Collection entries

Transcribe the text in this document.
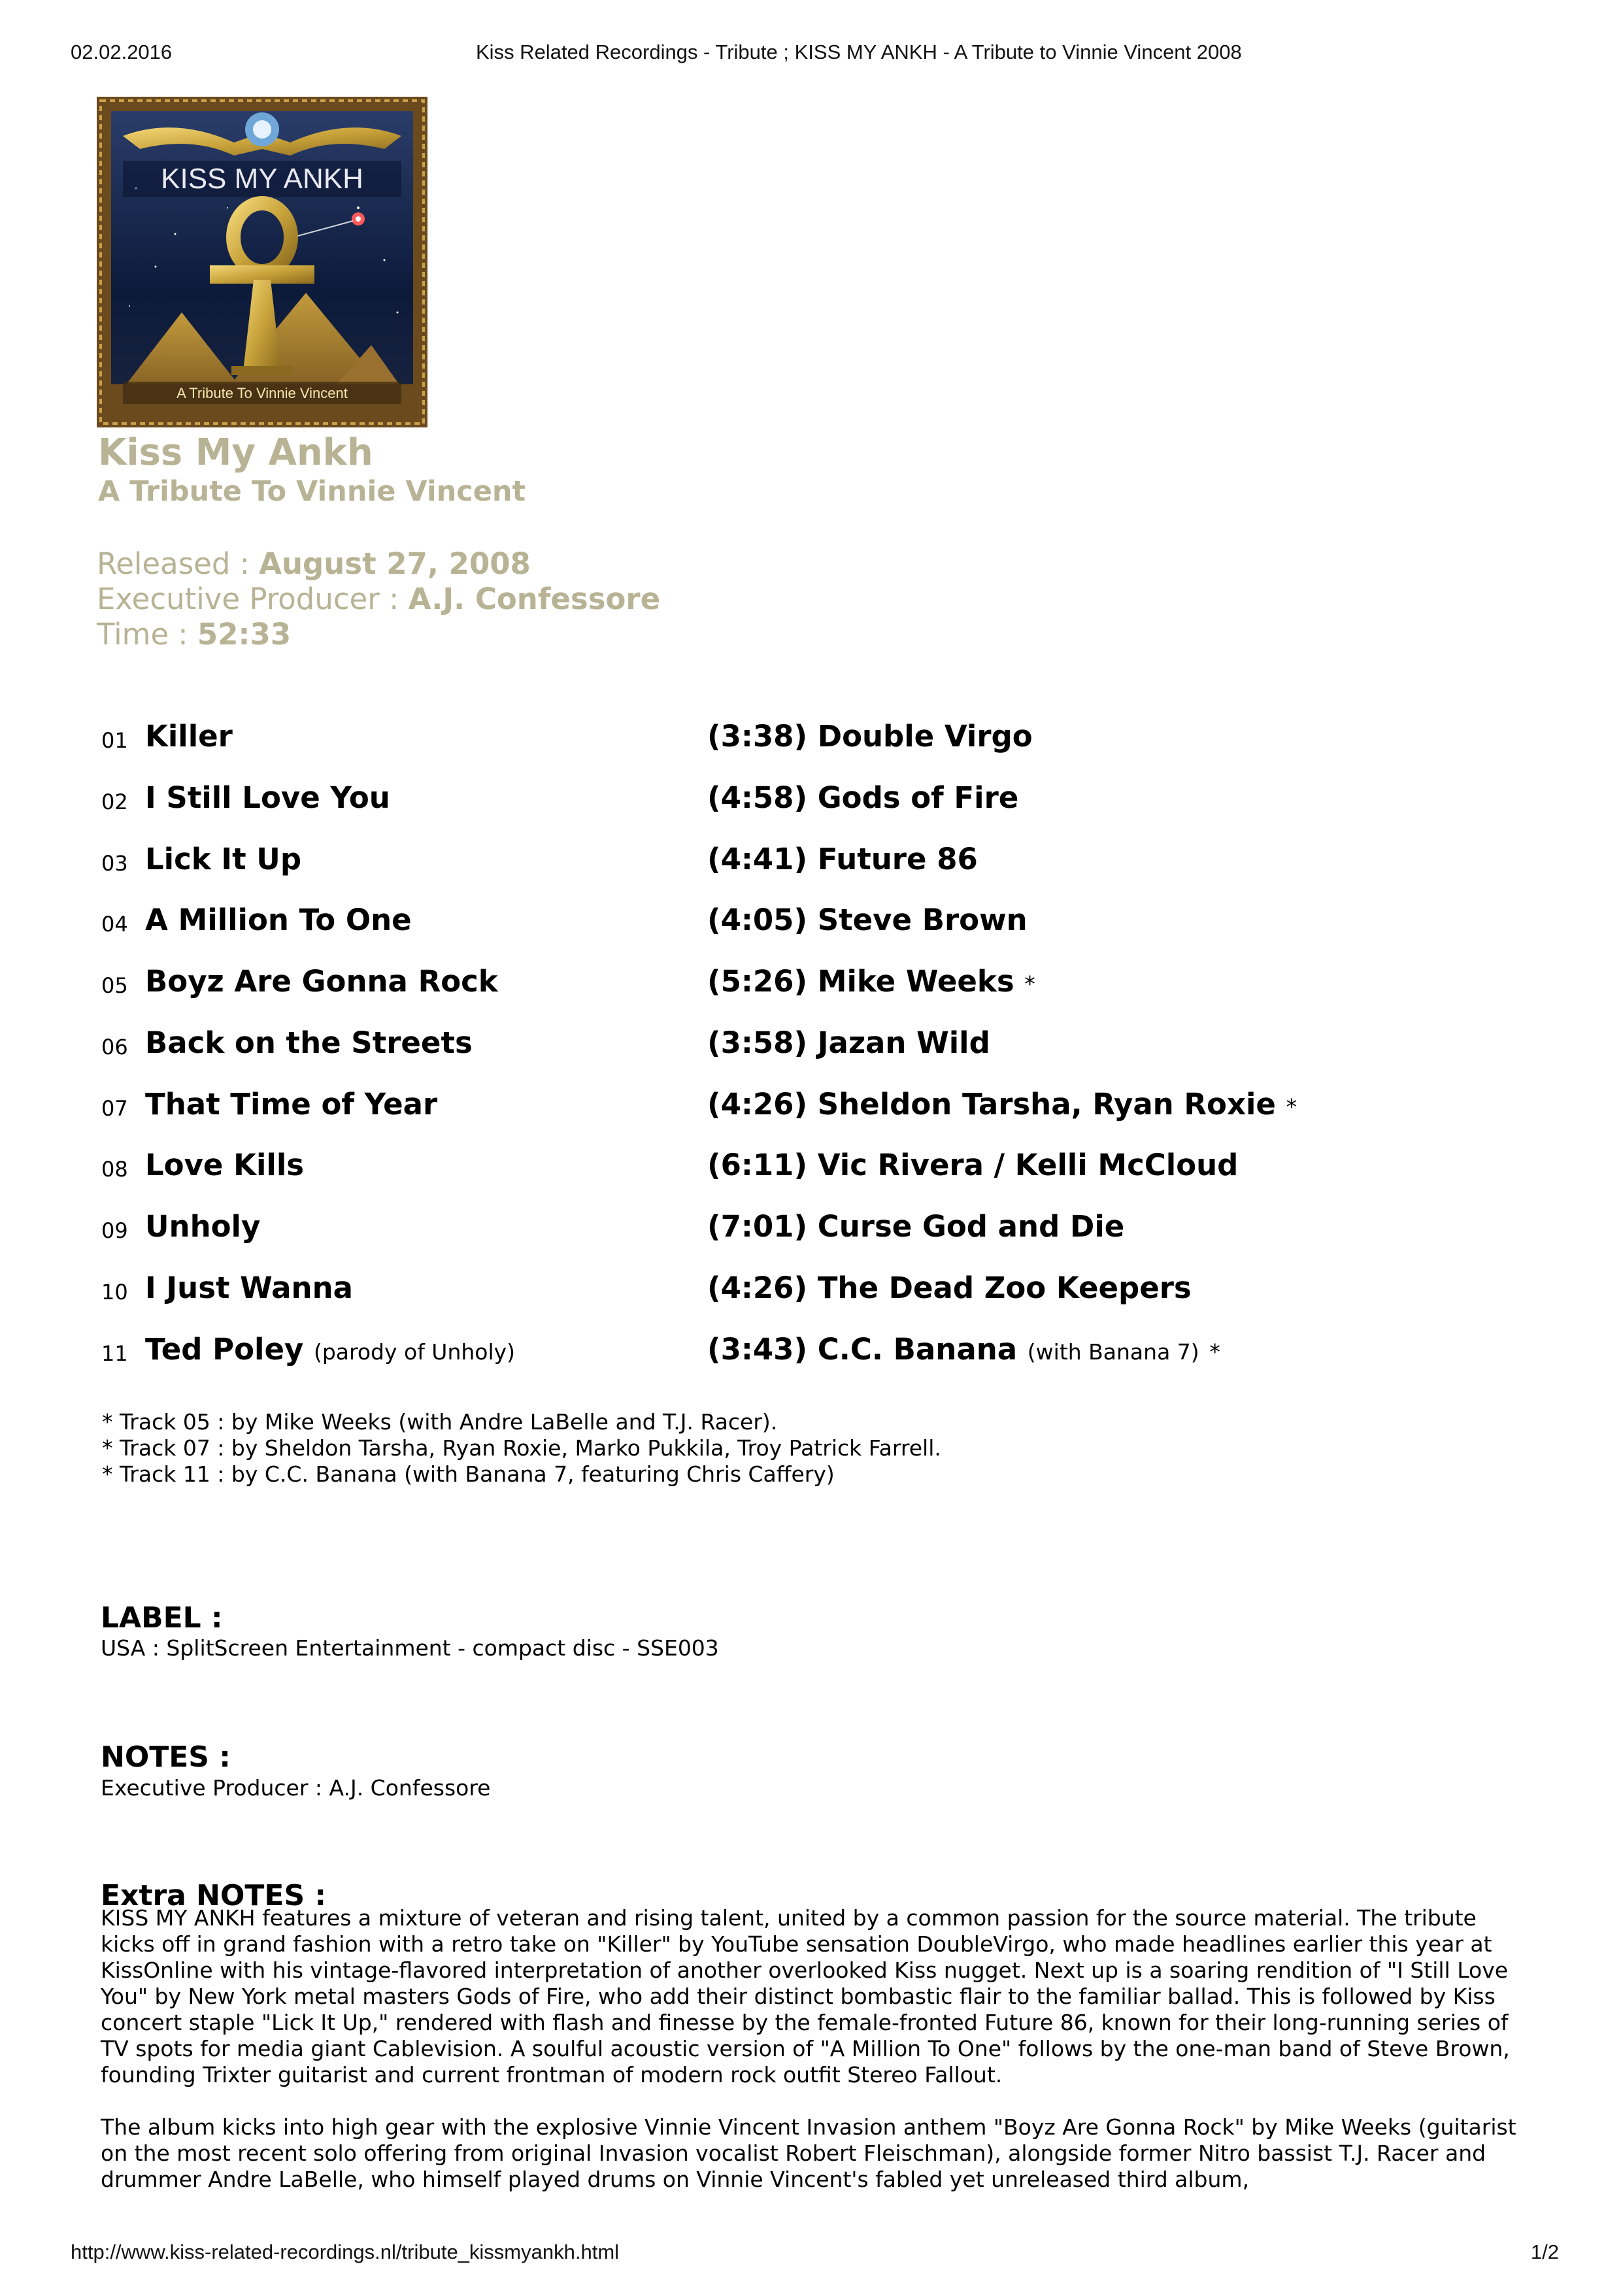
02.02.2016	Kiss Related Recordings - Tribute ; KISS MY ANKH - A Tribute to Vinnie Vincent 2008
KISS MY ANKH
A Tribute To Vinnie Vincent
Kiss My Ankh
A Tribute To Vinnie Vincent
Released : August 27, 2008
Executive Producer : A.J. Confessore
Time : 52:33
01 Killer	(3:38) Double Virgo
02 I Still Love You	(4:58) Gods of Fire
03 Lick It Up	(4:41) Future 86
04 A Million To One	(4:05) Steve Brown
05 Boyz Are Gonna Rock	(5:26) Mike Weeks *
06 Back on the Streets	(3:58) Jazan Wild
07 That Time of Year	(4:26) Sheldon Tarsha, Ryan Roxie *
08 Love Kills	(6:11) Vic Rivera / Kelli McCloud
09 Unholy	(7:01) Curse God and Die
10 I Just Wanna	(4:26) The Dead Zoo Keepers
11 Ted Poley (parody of Unholy)	(3:43) C.C. Banana (with Banana 7) *
* Track 05 : by Mike Weeks (with Andre LaBelle and T.J. Racer).
* Track 07 : by Sheldon Tarsha, Ryan Roxie, Marko Pukkila, Troy Patrick Farrell.
* Track 11 : by C.C. Banana (with Banana 7, featuring Chris Caffery)
LABEL :
USA : SplitScreen Entertainment - compact disc - SSE003
NOTES :
Executive Producer : A.J. Confessore
Extra NOTES :

KISS MY ANKH features a mixture of veteran and rising talent, united by a common passion for the source material. The tribute kicks off in grand fashion with a retro take on "Killer" by YouTube sensation DoubleVirgo, who made headlines earlier this year at KissOnline with his vintage-flavored interpretation of another overlooked Kiss nugget. Next up is a soaring rendition of "I Still Love You" by New York metal masters Gods of Fire, who add their distinct bombastic flair to the familiar ballad. This is followed by Kiss concert staple "Lick It Up," rendered with flash and finesse by the female-fronted Future 86, known for their long-running series of TV spots for media giant Cablevision. A soulful acoustic version of "A Million To One" follows by the one-man band of Steve Brown, founding Trixter guitarist and current frontman of modern rock outfit Stereo Fallout.

The album kicks into high gear with the explosive Vinnie Vincent Invasion anthem "Boyz Are Gonna Rock" by Mike Weeks (guitarist on the most recent solo offering from original Invasion vocalist Robert Fleischman), alongside former Nitro bassist T.J. Racer and drummer Andre LaBelle, who himself played drums on Vinnie Vincent's fabled yet unreleased third album,

http://www.kiss-related-recordings.nl/tribute_kissmyankh.html	1/2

▶ INSTRUCTIONS TO FOLLOW:
Write out the listing above again, exactly, but with no pictures in the copy.

▶ OUTPUT OF THE EXERCISE:
Transcribe the text in this document.
02.02.2016	Kiss Related Recordings - Tribute ; KISS MY ANKH - A Tribute to Vinnie Vincent 2008
KISS MY ANKH
A Tribute To Vinnie Vincent
Kiss My Ankh
A Tribute To Vinnie Vincent
Released : August 27, 2008
Executive Producer : A.J. Confessore
Time : 52:33
01 Killer	(3:38) Double Virgo
02 I Still Love You	(4:58) Gods of Fire
03 Lick It Up	(4:41) Future 86
04 A Million To One	(4:05) Steve Brown
05 Boyz Are Gonna Rock	(5:26) Mike Weeks *
06 Back on the Streets	(3:58) Jazan Wild
07 That Time of Year	(4:26) Sheldon Tarsha, Ryan Roxie *
08 Love Kills	(6:11) Vic Rivera / Kelli McCloud
09 Unholy	(7:01) Curse God and Die
10 I Just Wanna	(4:26) The Dead Zoo Keepers
11 Ted Poley (parody of Unholy)	(3:43) C.C. Banana (with Banana 7) *
* Track 05 : by Mike Weeks (with Andre LaBelle and T.J. Racer).
* Track 07 : by Sheldon Tarsha, Ryan Roxie, Marko Pukkila, Troy Patrick Farrell.
* Track 11 : by C.C. Banana (with Banana 7, featuring Chris Caffery)
LABEL :
USA : SplitScreen Entertainment - compact disc - SSE003
NOTES :
Executive Producer : A.J. Confessore
Extra NOTES :

KISS MY ANKH features a mixture of veteran and rising talent, united by a common passion for the source material. The tribute kicks off in grand fashion with a retro take on "Killer" by YouTube sensation DoubleVirgo, who made headlines earlier this year at KissOnline with his vintage-flavored interpretation of another overlooked Kiss nugget. Next up is a soaring rendition of "I Still Love You" by New York metal masters Gods of Fire, who add their distinct bombastic flair to the familiar ballad. This is followed by Kiss concert staple "Lick It Up," rendered with flash and finesse by the female-fronted Future 86, known for their long-running series of TV spots for media giant Cablevision. A soulful acoustic version of "A Million To One" follows by the one-man band of Steve Brown, founding Trixter guitarist and current frontman of modern rock outfit Stereo Fallout.

The album kicks into high gear with the explosive Vinnie Vincent Invasion anthem "Boyz Are Gonna Rock" by Mike Weeks (guitarist on the most recent solo offering from original Invasion vocalist Robert Fleischman), alongside former Nitro bassist T.J. Racer and drummer Andre LaBelle, who himself played drums on Vinnie Vincent's fabled yet unreleased third album,

http://www.kiss-related-recordings.nl/tribute_kissmyankh.html	1/2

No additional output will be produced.